━━ MATERIAL TO PROCESS ━━

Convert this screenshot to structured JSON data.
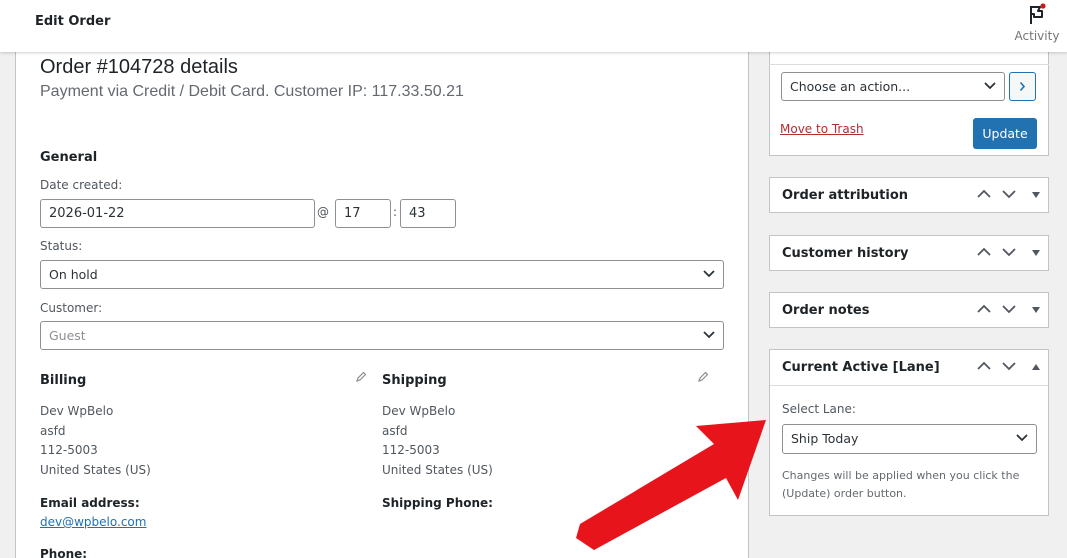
{
  "topbar": {
    "title": "Edit Order",
    "activity_label": "Activity"
  },
  "order": {
    "title": "Order #104728 details",
    "subtitle": "Payment via Credit / Debit Card. Customer IP: 117.33.50.21"
  },
  "general": {
    "heading": "General",
    "date_label": "Date created:",
    "date_value": "2026-01-22",
    "at_symbol": "@",
    "hour_value": "17",
    "time_sep": ":",
    "minute_value": "43",
    "status_label": "Status:",
    "status_value": "On hold",
    "customer_label": "Customer:",
    "customer_placeholder": "Guest"
  },
  "billing": {
    "heading": "Billing",
    "lines": [
      "Dev WpBelo",
      "asfd",
      "112-5003",
      "United States (US)"
    ],
    "email_label": "Email address:",
    "email_value": "dev@wpbelo.com",
    "phone_label": "Phone:"
  },
  "shipping": {
    "heading": "Shipping",
    "lines": [
      "Dev WpBelo",
      "asfd",
      "112-5003",
      "United States (US)"
    ],
    "phone_label": "Shipping Phone:"
  },
  "actions": {
    "select_value": "Choose an action...",
    "trash_label": "Move to Trash",
    "update_label": "Update"
  },
  "panels": {
    "attribution": "Order attribution",
    "history": "Customer history",
    "notes": "Order notes",
    "lane": "Current Active [Lane]"
  },
  "lane": {
    "select_label": "Select Lane:",
    "select_value": "Ship Today",
    "help_text": "Changes will be applied when you click the (Update) order button."
  },
  "colors": {
    "primary": "#2271b1",
    "danger": "#b32d2e",
    "annotation_arrow": "#e8141b"
  }
}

━━━

» GIVEN PROBLEM
Copy the records above exactly, omitting every picture.

» WRITTEN SOLUTION
Convert this screenshot to structured JSON data.
{
  "topbar": {
    "title": "Edit Order",
    "activity_label": "Activity"
  },
  "order": {
    "title": "Order #104728 details",
    "subtitle": "Payment via Credit / Debit Card. Customer IP: 117.33.50.21"
  },
  "general": {
    "heading": "General",
    "date_label": "Date created:",
    "date_value": "2026-01-22",
    "at_symbol": "@",
    "hour_value": "17",
    "time_sep": ":",
    "minute_value": "43",
    "status_label": "Status:",
    "status_value": "On hold",
    "customer_label": "Customer:",
    "customer_placeholder": "Guest"
  },
  "billing": {
    "heading": "Billing",
    "lines": [
      "Dev WpBelo",
      "asfd",
      "112-5003",
      "United States (US)"
    ],
    "email_label": "Email address:",
    "email_value": "dev@wpbelo.com",
    "phone_label": "Phone:"
  },
  "shipping": {
    "heading": "Shipping",
    "lines": [
      "Dev WpBelo",
      "asfd",
      "112-5003",
      "United States (US)"
    ],
    "phone_label": "Shipping Phone:"
  },
  "actions": {
    "select_value": "Choose an action...",
    "trash_label": "Move to Trash",
    "update_label": "Update"
  },
  "panels": {
    "attribution": "Order attribution",
    "history": "Customer history",
    "notes": "Order notes",
    "lane": "Current Active [Lane]"
  },
  "lane": {
    "select_label": "Select Lane:",
    "select_value": "Ship Today",
    "help_text": "Changes will be applied when you click the (Update) order button."
  },
  "colors": {
    "primary": "#2271b1",
    "danger": "#b32d2e",
    "annotation_arrow": "#e8141b"
  }
}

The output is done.